Omit the pictures from the entries below and retype everything else exactly.

Saved entries
--- begin ---

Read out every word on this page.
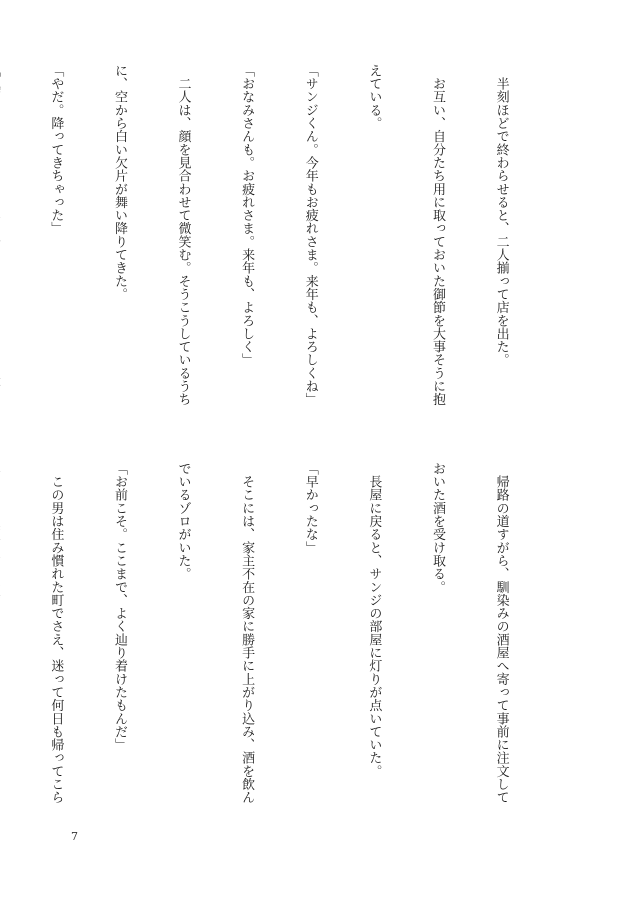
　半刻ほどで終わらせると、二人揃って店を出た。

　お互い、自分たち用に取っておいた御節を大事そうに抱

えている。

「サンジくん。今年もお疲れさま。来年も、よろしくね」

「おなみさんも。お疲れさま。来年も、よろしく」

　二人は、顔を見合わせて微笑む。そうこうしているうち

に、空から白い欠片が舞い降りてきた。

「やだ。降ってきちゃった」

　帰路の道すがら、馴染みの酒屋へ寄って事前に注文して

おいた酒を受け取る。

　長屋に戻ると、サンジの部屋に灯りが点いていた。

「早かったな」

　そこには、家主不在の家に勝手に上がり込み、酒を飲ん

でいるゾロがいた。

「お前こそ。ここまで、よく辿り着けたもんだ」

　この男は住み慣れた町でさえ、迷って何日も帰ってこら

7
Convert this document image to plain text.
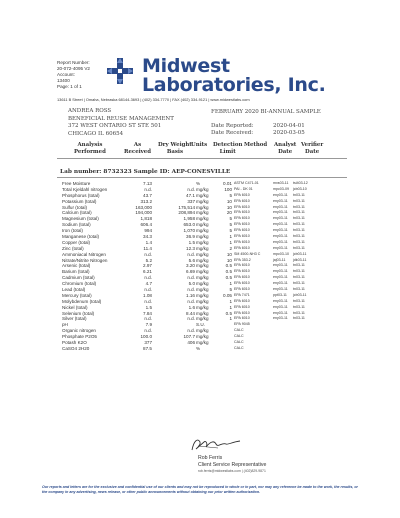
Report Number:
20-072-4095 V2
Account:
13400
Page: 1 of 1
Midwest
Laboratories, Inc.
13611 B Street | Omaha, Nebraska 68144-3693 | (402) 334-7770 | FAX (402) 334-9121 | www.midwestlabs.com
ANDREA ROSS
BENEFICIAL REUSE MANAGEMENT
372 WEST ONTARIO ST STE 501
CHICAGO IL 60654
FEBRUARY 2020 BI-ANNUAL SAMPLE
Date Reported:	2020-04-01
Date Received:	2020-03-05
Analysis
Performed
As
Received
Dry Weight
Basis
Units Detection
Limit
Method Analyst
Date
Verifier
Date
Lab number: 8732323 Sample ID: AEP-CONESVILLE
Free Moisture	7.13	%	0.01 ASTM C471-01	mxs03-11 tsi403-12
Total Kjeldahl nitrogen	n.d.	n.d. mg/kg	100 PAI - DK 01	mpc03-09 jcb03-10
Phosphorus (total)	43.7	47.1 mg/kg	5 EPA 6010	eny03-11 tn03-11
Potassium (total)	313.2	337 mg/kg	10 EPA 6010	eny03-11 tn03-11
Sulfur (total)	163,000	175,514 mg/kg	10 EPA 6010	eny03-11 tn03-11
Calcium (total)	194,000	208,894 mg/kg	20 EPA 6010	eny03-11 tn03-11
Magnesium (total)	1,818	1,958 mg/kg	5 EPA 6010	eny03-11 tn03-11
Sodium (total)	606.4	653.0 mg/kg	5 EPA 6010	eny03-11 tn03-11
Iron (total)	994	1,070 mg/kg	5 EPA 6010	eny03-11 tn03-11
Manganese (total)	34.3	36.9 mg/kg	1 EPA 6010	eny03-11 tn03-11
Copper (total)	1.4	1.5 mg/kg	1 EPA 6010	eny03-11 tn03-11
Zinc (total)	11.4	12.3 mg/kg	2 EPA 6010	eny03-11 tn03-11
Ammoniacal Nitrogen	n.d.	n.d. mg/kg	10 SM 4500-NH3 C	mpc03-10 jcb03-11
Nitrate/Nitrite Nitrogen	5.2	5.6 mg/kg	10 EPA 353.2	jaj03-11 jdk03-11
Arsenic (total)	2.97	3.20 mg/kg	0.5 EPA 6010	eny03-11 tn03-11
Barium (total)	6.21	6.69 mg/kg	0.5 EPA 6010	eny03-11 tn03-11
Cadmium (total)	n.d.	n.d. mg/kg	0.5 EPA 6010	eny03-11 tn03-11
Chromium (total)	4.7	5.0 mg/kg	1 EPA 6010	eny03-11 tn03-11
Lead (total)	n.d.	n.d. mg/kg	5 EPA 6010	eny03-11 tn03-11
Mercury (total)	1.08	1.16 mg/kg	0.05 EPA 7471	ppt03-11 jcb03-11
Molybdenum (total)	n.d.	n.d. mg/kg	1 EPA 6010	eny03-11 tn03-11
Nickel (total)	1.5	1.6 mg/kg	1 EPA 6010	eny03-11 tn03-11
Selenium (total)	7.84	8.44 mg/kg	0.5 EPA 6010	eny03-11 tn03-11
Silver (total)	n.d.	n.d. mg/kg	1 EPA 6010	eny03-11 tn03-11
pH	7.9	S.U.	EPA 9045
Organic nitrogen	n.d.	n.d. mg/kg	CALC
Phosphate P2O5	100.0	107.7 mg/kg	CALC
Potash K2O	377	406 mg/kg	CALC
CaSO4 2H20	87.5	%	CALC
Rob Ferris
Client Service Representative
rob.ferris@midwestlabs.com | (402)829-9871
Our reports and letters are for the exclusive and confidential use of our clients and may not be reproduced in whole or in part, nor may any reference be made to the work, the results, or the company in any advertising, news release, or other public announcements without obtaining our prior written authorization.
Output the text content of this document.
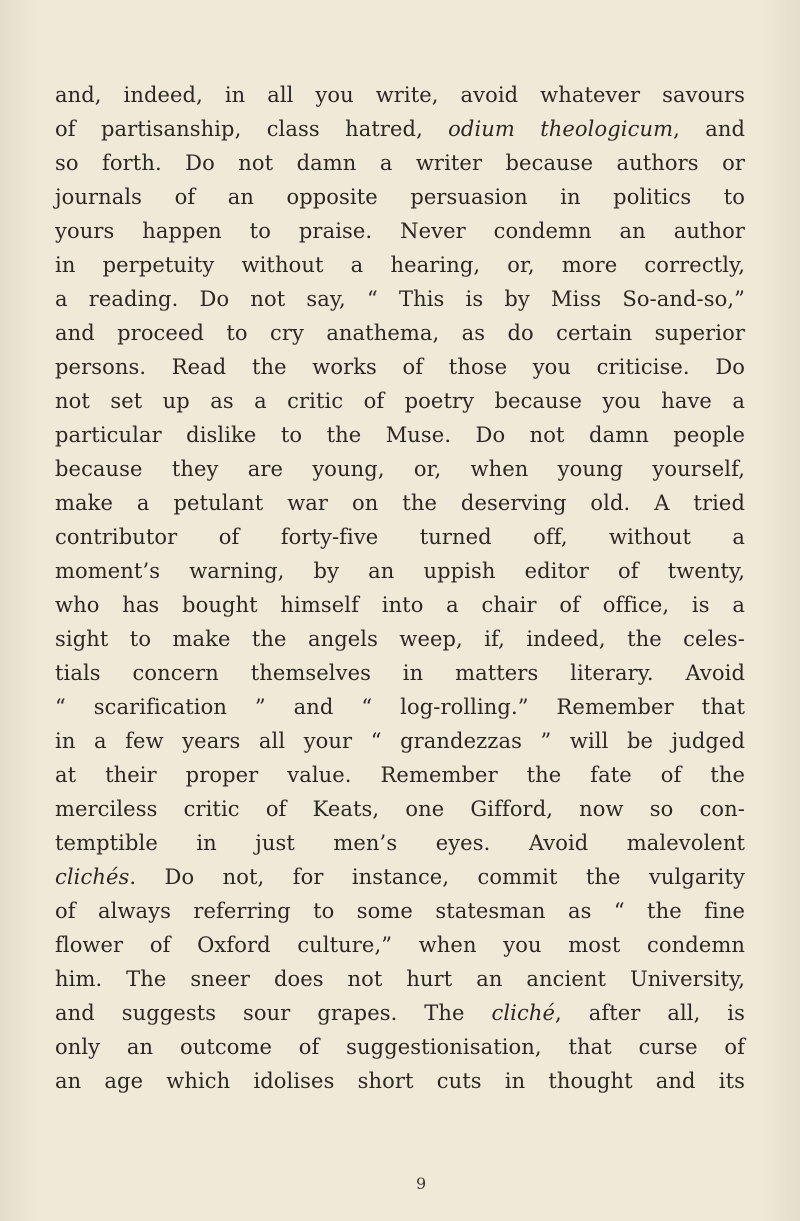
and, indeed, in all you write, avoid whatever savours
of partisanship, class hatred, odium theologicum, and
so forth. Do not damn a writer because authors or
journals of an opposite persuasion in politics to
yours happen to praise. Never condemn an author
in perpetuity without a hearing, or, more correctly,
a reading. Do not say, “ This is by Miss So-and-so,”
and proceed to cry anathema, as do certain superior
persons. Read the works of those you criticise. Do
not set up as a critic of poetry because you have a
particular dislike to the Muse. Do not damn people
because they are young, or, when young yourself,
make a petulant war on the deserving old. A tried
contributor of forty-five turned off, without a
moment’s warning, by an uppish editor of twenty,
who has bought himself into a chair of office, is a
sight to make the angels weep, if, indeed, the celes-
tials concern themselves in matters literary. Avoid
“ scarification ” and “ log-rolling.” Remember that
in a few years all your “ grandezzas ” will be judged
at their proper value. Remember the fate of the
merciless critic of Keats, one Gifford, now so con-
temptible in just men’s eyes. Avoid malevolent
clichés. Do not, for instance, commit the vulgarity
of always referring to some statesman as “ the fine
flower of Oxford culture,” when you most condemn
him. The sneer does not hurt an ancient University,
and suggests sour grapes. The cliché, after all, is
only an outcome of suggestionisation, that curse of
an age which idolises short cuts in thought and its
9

--- end ---

* **Complete output**:
Read out every word on this page.
　半刻ほどで終わらせると、二人揃って店を出た。

　お互い、自分たち用に取っておいた御節を大事そうに抱

えている。

「サンジくん。今年もお疲れさま。来年も、よろしくね」

「おなみさんも。お疲れさま。来年も、よろしく」

　二人は、顔を見合わせて微笑む。そうこうしているうち

に、空から白い欠片が舞い降りてきた。

「やだ。降ってきちゃった」

　帰路の道すがら、馴染みの酒屋へ寄って事前に注文して

おいた酒を受け取る。

　長屋に戻ると、サンジの部屋に灯りが点いていた。

「早かったな」

　そこには、家主不在の家に勝手に上がり込み、酒を飲ん

でいるゾロがいた。

「お前こそ。ここまで、よく辿り着けたもんだ」

　この男は住み慣れた町でさえ、迷って何日も帰ってこら

7
Convert this document image to plain text.
Report Number:
20-072-4095 V2
Account:
13400
Page: 1 of 1
Midwest
Laboratories, Inc.
13611 B Street | Omaha, Nebraska 68144-3693 | (402) 334-7770 | FAX (402) 334-9121 | www.midwestlabs.com
ANDREA ROSS
BENEFICIAL REUSE MANAGEMENT
372 WEST ONTARIO ST STE 501
CHICAGO IL 60654
FEBRUARY 2020 BI-ANNUAL SAMPLE
Date Reported:	2020-04-01
Date Received:	2020-03-05
Analysis
Performed
As
Received
Dry Weight
Basis
Units Detection
Limit
Method Analyst
Date
Verifier
Date
Lab number: 8732323 Sample ID: AEP-CONESVILLE
Free Moisture	7.13	%	0.01 ASTM C471-01	mxs03-11 tsi403-12
Total Kjeldahl nitrogen	n.d.	n.d. mg/kg	100 PAI - DK 01	mpc03-09 jcb03-10
Phosphorus (total)	43.7	47.1 mg/kg	5 EPA 6010	eny03-11 tn03-11
Potassium (total)	313.2	337 mg/kg	10 EPA 6010	eny03-11 tn03-11
Sulfur (total)	163,000	175,514 mg/kg	10 EPA 6010	eny03-11 tn03-11
Calcium (total)	194,000	208,894 mg/kg	20 EPA 6010	eny03-11 tn03-11
Magnesium (total)	1,818	1,958 mg/kg	5 EPA 6010	eny03-11 tn03-11
Sodium (total)	606.4	653.0 mg/kg	5 EPA 6010	eny03-11 tn03-11
Iron (total)	994	1,070 mg/kg	5 EPA 6010	eny03-11 tn03-11
Manganese (total)	34.3	36.9 mg/kg	1 EPA 6010	eny03-11 tn03-11
Copper (total)	1.4	1.5 mg/kg	1 EPA 6010	eny03-11 tn03-11
Zinc (total)	11.4	12.3 mg/kg	2 EPA 6010	eny03-11 tn03-11
Ammoniacal Nitrogen	n.d.	n.d. mg/kg	10 SM 4500-NH3 C	mpc03-10 jcb03-11
Nitrate/Nitrite Nitrogen	5.2	5.6 mg/kg	10 EPA 353.2	jaj03-11 jdk03-11
Arsenic (total)	2.97	3.20 mg/kg	0.5 EPA 6010	eny03-11 tn03-11
Barium (total)	6.21	6.69 mg/kg	0.5 EPA 6010	eny03-11 tn03-11
Cadmium (total)	n.d.	n.d. mg/kg	0.5 EPA 6010	eny03-11 tn03-11
Chromium (total)	4.7	5.0 mg/kg	1 EPA 6010	eny03-11 tn03-11
Lead (total)	n.d.	n.d. mg/kg	5 EPA 6010	eny03-11 tn03-11
Mercury (total)	1.08	1.16 mg/kg	0.05 EPA 7471	ppt03-11 jcb03-11
Molybdenum (total)	n.d.	n.d. mg/kg	1 EPA 6010	eny03-11 tn03-11
Nickel (total)	1.5	1.6 mg/kg	1 EPA 6010	eny03-11 tn03-11
Selenium (total)	7.84	8.44 mg/kg	0.5 EPA 6010	eny03-11 tn03-11
Silver (total)	n.d.	n.d. mg/kg	1 EPA 6010	eny03-11 tn03-11
pH	7.9	S.U.	EPA 9045
Organic nitrogen	n.d.	n.d. mg/kg	CALC
Phosphate P2O5	100.0	107.7 mg/kg	CALC
Potash K2O	377	406 mg/kg	CALC
CaSO4 2H20	87.5	%	CALC
Rob Ferris
Client Service Representative
rob.ferris@midwestlabs.com | (402)829-9871
Our reports and letters are for the exclusive and confidential use of our clients and may not be reproduced in whole or in part, nor may any reference be made to the work, the results, or the company in any advertising, news release, or other public announcements without obtaining our prior written authorization.
Output the text content of this document.
and, indeed, in all you write, avoid whatever savours
of partisanship, class hatred, odium theologicum, and
so forth. Do not damn a writer because authors or
journals of an opposite persuasion in politics to
yours happen to praise. Never condemn an author
in perpetuity without a hearing, or, more correctly,
a reading. Do not say, “ This is by Miss So-and-so,”
and proceed to cry anathema, as do certain superior
persons. Read the works of those you criticise. Do
not set up as a critic of poetry because you have a
particular dislike to the Muse. Do not damn people
because they are young, or, when young yourself,
make a petulant war on the deserving old. A tried
contributor of forty-five turned off, without a
moment’s warning, by an uppish editor of twenty,
who has bought himself into a chair of office, is a
sight to make the angels weep, if, indeed, the celes-
tials concern themselves in matters literary. Avoid
“ scarification ” and “ log-rolling.” Remember that
in a few years all your “ grandezzas ” will be judged
at their proper value. Remember the fate of the
merciless critic of Keats, one Gifford, now so con-
temptible in just men’s eyes. Avoid malevolent
clichés. Do not, for instance, commit the vulgarity
of always referring to some statesman as “ the fine
flower of Oxford culture,” when you most condemn
him. The sneer does not hurt an ancient University,
and suggests sour grapes. The cliché, after all, is
only an outcome of suggestionisation, that curse of
an age which idolises short cuts in thought and its
9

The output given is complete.